>> Start INFORMATION SHOWN
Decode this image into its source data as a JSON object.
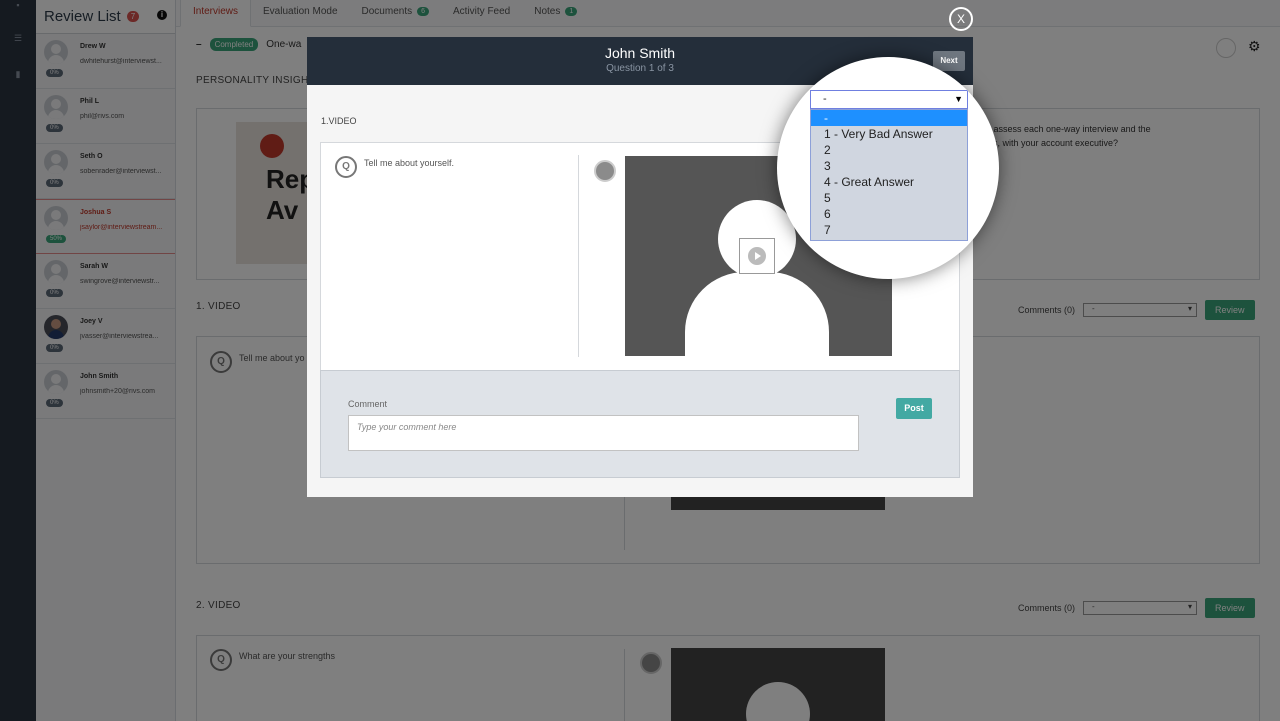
{
  "sidebar": {
    "title": "Review List",
    "count": "7",
    "info_icon": "i",
    "candidates": [
      {
        "name": "Drew W",
        "email": "dwhitehurst@interviewst...",
        "pct": "0%",
        "selected": false
      },
      {
        "name": "Phil L",
        "email": "phil@rivs.com",
        "pct": "0%",
        "selected": false
      },
      {
        "name": "Seth O",
        "email": "sobenrader@interviewst...",
        "pct": "0%",
        "selected": false
      },
      {
        "name": "Joshua S",
        "email": "jsaylor@interviewstream...",
        "pct": "50%",
        "selected": true
      },
      {
        "name": "Sarah W",
        "email": "swingrove@interviewstr...",
        "pct": "0%",
        "selected": false
      },
      {
        "name": "Joey V",
        "email": "jvasser@interviewstrea...",
        "pct": "0%",
        "selected": false
      },
      {
        "name": "John Smith",
        "email": "johnsmith+20@rivs.com",
        "pct": "0%",
        "selected": false
      }
    ]
  },
  "tabs": [
    {
      "label": "Interviews",
      "badge": ""
    },
    {
      "label": "Evaluation Mode",
      "badge": ""
    },
    {
      "label": "Documents",
      "badge": "6"
    },
    {
      "label": "Activity Feed",
      "badge": ""
    },
    {
      "label": "Notes",
      "badge": "1"
    }
  ],
  "main": {
    "status_dash": "–",
    "status": "Completed",
    "interview_type": "One-wa",
    "insights_title": "PERSONALITY INSIGHTS",
    "insights_text_1": "u assess each one-way interview and the",
    "insights_text_2": "fits, with your account executive?",
    "insight_image_text": "Rep",
    "insight_image_text_2": "Av",
    "q1_title": "1. VIDEO",
    "q1_question": "Tell me about yo",
    "q2_title": "2. VIDEO",
    "q2_question": "What are your strengths",
    "comments_label": "Comments (0)",
    "select_value": "-",
    "review_label": "Review"
  },
  "modal": {
    "close_label": "X",
    "name": "John Smith",
    "subtitle": "Question 1 of 3",
    "next_label": "Next",
    "section_label": "1.VIDEO",
    "question_icon": "Q",
    "question": "Tell me about yourself.",
    "comment_label": "Comment",
    "comment_placeholder": "Type your comment here",
    "post_label": "Post"
  },
  "rating": {
    "selected": "-",
    "options": [
      "-",
      "1 - Very Bad Answer",
      "2",
      "3",
      "4 - Great Answer",
      "5",
      "6",
      "7"
    ]
  }
}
>> End INFORMATION SHOWN
All of the lines above should be retyped precisely, apart from the pictures.

• [TASK RESULT]:
Decode this image into its source data as a JSON object.
{
  "sidebar": {
    "title": "Review List",
    "count": "7",
    "info_icon": "i",
    "candidates": [
      {
        "name": "Drew W",
        "email": "dwhitehurst@interviewst...",
        "pct": "0%",
        "selected": false
      },
      {
        "name": "Phil L",
        "email": "phil@rivs.com",
        "pct": "0%",
        "selected": false
      },
      {
        "name": "Seth O",
        "email": "sobenrader@interviewst...",
        "pct": "0%",
        "selected": false
      },
      {
        "name": "Joshua S",
        "email": "jsaylor@interviewstream...",
        "pct": "50%",
        "selected": true
      },
      {
        "name": "Sarah W",
        "email": "swingrove@interviewstr...",
        "pct": "0%",
        "selected": false
      },
      {
        "name": "Joey V",
        "email": "jvasser@interviewstrea...",
        "pct": "0%",
        "selected": false
      },
      {
        "name": "John Smith",
        "email": "johnsmith+20@rivs.com",
        "pct": "0%",
        "selected": false
      }
    ]
  },
  "tabs": [
    {
      "label": "Interviews",
      "badge": ""
    },
    {
      "label": "Evaluation Mode",
      "badge": ""
    },
    {
      "label": "Documents",
      "badge": "6"
    },
    {
      "label": "Activity Feed",
      "badge": ""
    },
    {
      "label": "Notes",
      "badge": "1"
    }
  ],
  "main": {
    "status_dash": "–",
    "status": "Completed",
    "interview_type": "One-wa",
    "insights_title": "PERSONALITY INSIGHTS",
    "insights_text_1": "u assess each one-way interview and the",
    "insights_text_2": "fits, with your account executive?",
    "insight_image_text": "Rep",
    "insight_image_text_2": "Av",
    "q1_title": "1. VIDEO",
    "q1_question": "Tell me about yo",
    "q2_title": "2. VIDEO",
    "q2_question": "What are your strengths",
    "comments_label": "Comments (0)",
    "select_value": "-",
    "review_label": "Review"
  },
  "modal": {
    "close_label": "X",
    "name": "John Smith",
    "subtitle": "Question 1 of 3",
    "next_label": "Next",
    "section_label": "1.VIDEO",
    "question_icon": "Q",
    "question": "Tell me about yourself.",
    "comment_label": "Comment",
    "comment_placeholder": "Type your comment here",
    "post_label": "Post"
  },
  "rating": {
    "selected": "-",
    "options": [
      "-",
      "1 - Very Bad Answer",
      "2",
      "3",
      "4 - Great Answer",
      "5",
      "6",
      "7"
    ]
  }
}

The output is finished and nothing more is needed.